Jasperse's first § 2255 motion was dismissed without prejudice because Jasperse failed to comply with a Court order and failed to follow this Court's local rules. (Doc. 11.) Based on that dismissal, Jasperse's ability to file another § 2255 motion is limited by statute, such that he could only file a second or successive § 2255 motion under specific circumstances and only with the Tenth Circuit's prior authorization. See 28 U.S.C. § 2255(h). Jasperse characterized the instant motion as a motion for relief from judgment under Rule 60(b), not a second or successive motion under § 2255. Determining which characterization is appropriate is a matter of judicial determination. See generally Gonzalez v. Crosby, 545 U.S. 524, 530-31 (2005) (a Rule 60(b) motion may be subject to the requirements for second or successive applications under § 2254 if it asserts, or reasserts, a "claim," that is, "an asserted federal basis for relief from a state court's judgment of conviction) (made applicable to § 2255 petitions by United States v. Nelson, 465 F.3d 1145, 1147 (10th Cir. 2006)). The first step is to determine whether this is truly a Rule 60(b) motion or whether it asserts merits-focused, second or successive claims. See Spitznas v. Boone, 464 F.3d 1213, 1216-17 (10th Cir. 2006).

INFORMATION SUPPLIED:
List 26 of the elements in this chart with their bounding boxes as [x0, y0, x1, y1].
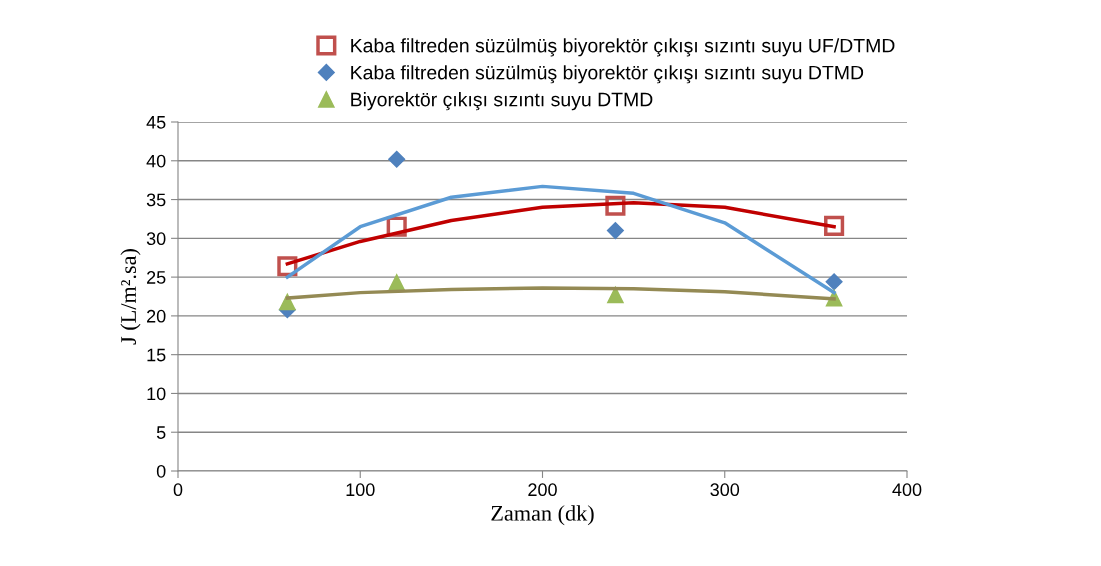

THINGS TO DO:
[A] In the passage on Jasperse's § 2255 motion, why was the first motion dismissed?
[B] Proceed with the passage on Jasperse's § 2255 motion, starting after its last sentence.

RESULTS OF THE EXERCISE:
[A] It was dismissed without prejudice because Jasperse failed to comply with a Court order and failed to follow the Court's local rules.

[B]
"Under Gonzales, a 60(b) motion is a second or successive petition if it in substance or effect asserts or reasserts a federal basis for relief from the petitioner's underlying conviction." Id. at 1215. On the other hand, a "true" 60(b) motion exists if the motion either (1) "challenges only a procedural ruling of the habeas court which precluded a merits determination of the habeas application;" or (2) "challenges a defect in the integrity of the federal habeas proceeding, provided that such a challenge does not itself lead inextricably to a merits-based attack on the disposition of a prior habeas petition." Id. at 1215-16.
Jasperse does not allege a defect in the integrity of the proceeding to date, but rather appears to challenge the Court's dismissal based on Jasperse's failure to comply with the local rules, which can be fairly construed as a procedural ruling precluding a merits determination of the prior petition. Jasperse does not contend that the court "incorrectly dismissed [his] petition for failure to exhaust, procedural bar," or other procedural reasons, id. at 1216 (providing examples of procedural issues in a true 60(b) motion), but instead that his failure to comply with the rules should be excused.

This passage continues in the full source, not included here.